GOAL:
Your task is to repeat the entries word for word while leaving out the pictures.

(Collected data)
· · · · ·
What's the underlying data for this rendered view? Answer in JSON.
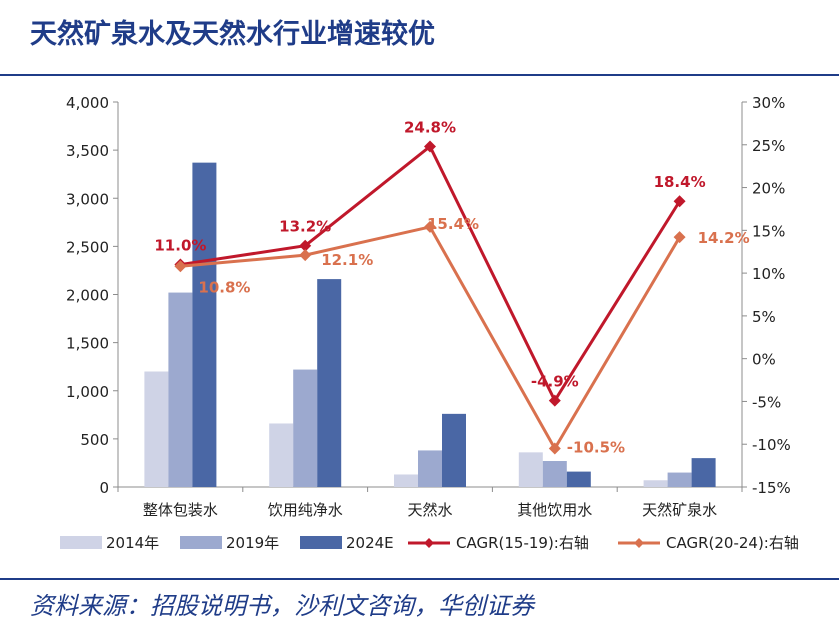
{
  "header": {
    "title": "天然矿泉水及天然水行业增速较优"
  },
  "footer": {
    "source": "资料来源：招股说明书，沙利文咨询，华创证券"
  },
  "chart_data": {
    "type": "bar",
    "categories": [
      "整体包装水",
      "饮用纯净水",
      "天然水",
      "其他饮用水",
      "天然矿泉水"
    ],
    "series": [
      {
        "name": "2014年",
        "axis": "left",
        "kind": "bar",
        "color": "#cfd3e6",
        "values": [
          1200,
          660,
          130,
          360,
          70
        ]
      },
      {
        "name": "2019年",
        "axis": "left",
        "kind": "bar",
        "color": "#9ca9cf",
        "values": [
          2020,
          1220,
          380,
          270,
          150
        ]
      },
      {
        "name": "2024E",
        "axis": "left",
        "kind": "bar",
        "color": "#4a67a5",
        "values": [
          3370,
          2160,
          760,
          160,
          300
        ]
      },
      {
        "name": "CAGR(15-19):右轴",
        "axis": "right",
        "kind": "line",
        "color": "#c0182b",
        "values": [
          11.0,
          13.2,
          24.8,
          -4.9,
          18.4
        ],
        "labels": [
          "11.0%",
          "13.2%",
          "24.8%",
          "-4.9%",
          "18.4%"
        ]
      },
      {
        "name": "CAGR(20-24):右轴",
        "axis": "right",
        "kind": "line",
        "color": "#d9714e",
        "values": [
          10.8,
          12.1,
          15.4,
          -10.5,
          14.2
        ],
        "labels": [
          "10.8%",
          "12.1%",
          "15.4%",
          "-10.5%",
          "14.2%"
        ]
      }
    ],
    "y_left": {
      "min": 0,
      "max": 4000,
      "ticks": [
        "0",
        "500",
        "1,000",
        "1,500",
        "2,000",
        "2,500",
        "3,000",
        "3,500",
        "4,000"
      ]
    },
    "y_right": {
      "min": -15,
      "max": 30,
      "ticks": [
        "-15%",
        "-10%",
        "-5%",
        "0%",
        "5%",
        "10%",
        "15%",
        "20%",
        "25%",
        "30%"
      ]
    },
    "legend": [
      "2014年",
      "2019年",
      "2024E",
      "CAGR(15-19):右轴",
      "CAGR(20-24):右轴"
    ],
    "legend_position": "bottom",
    "grid": false
  }
}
· · · · ·
RESULT OF THIS TASK:
What's the underlying data for this rendered view? Answer in JSON.
{
  "header": {
    "title": "天然矿泉水及天然水行业增速较优"
  },
  "footer": {
    "source": "资料来源：招股说明书，沙利文咨询，华创证券"
  },
  "chart_data": {
    "type": "bar",
    "categories": [
      "整体包装水",
      "饮用纯净水",
      "天然水",
      "其他饮用水",
      "天然矿泉水"
    ],
    "series": [
      {
        "name": "2014年",
        "axis": "left",
        "kind": "bar",
        "color": "#cfd3e6",
        "values": [
          1200,
          660,
          130,
          360,
          70
        ]
      },
      {
        "name": "2019年",
        "axis": "left",
        "kind": "bar",
        "color": "#9ca9cf",
        "values": [
          2020,
          1220,
          380,
          270,
          150
        ]
      },
      {
        "name": "2024E",
        "axis": "left",
        "kind": "bar",
        "color": "#4a67a5",
        "values": [
          3370,
          2160,
          760,
          160,
          300
        ]
      },
      {
        "name": "CAGR(15-19):右轴",
        "axis": "right",
        "kind": "line",
        "color": "#c0182b",
        "values": [
          11.0,
          13.2,
          24.8,
          -4.9,
          18.4
        ],
        "labels": [
          "11.0%",
          "13.2%",
          "24.8%",
          "-4.9%",
          "18.4%"
        ]
      },
      {
        "name": "CAGR(20-24):右轴",
        "axis": "right",
        "kind": "line",
        "color": "#d9714e",
        "values": [
          10.8,
          12.1,
          15.4,
          -10.5,
          14.2
        ],
        "labels": [
          "10.8%",
          "12.1%",
          "15.4%",
          "-10.5%",
          "14.2%"
        ]
      }
    ],
    "y_left": {
      "min": 0,
      "max": 4000,
      "ticks": [
        "0",
        "500",
        "1,000",
        "1,500",
        "2,000",
        "2,500",
        "3,000",
        "3,500",
        "4,000"
      ]
    },
    "y_right": {
      "min": -15,
      "max": 30,
      "ticks": [
        "-15%",
        "-10%",
        "-5%",
        "0%",
        "5%",
        "10%",
        "15%",
        "20%",
        "25%",
        "30%"
      ]
    },
    "legend": [
      "2014年",
      "2019年",
      "2024E",
      "CAGR(15-19):右轴",
      "CAGR(20-24):右轴"
    ],
    "legend_position": "bottom",
    "grid": false
  }
}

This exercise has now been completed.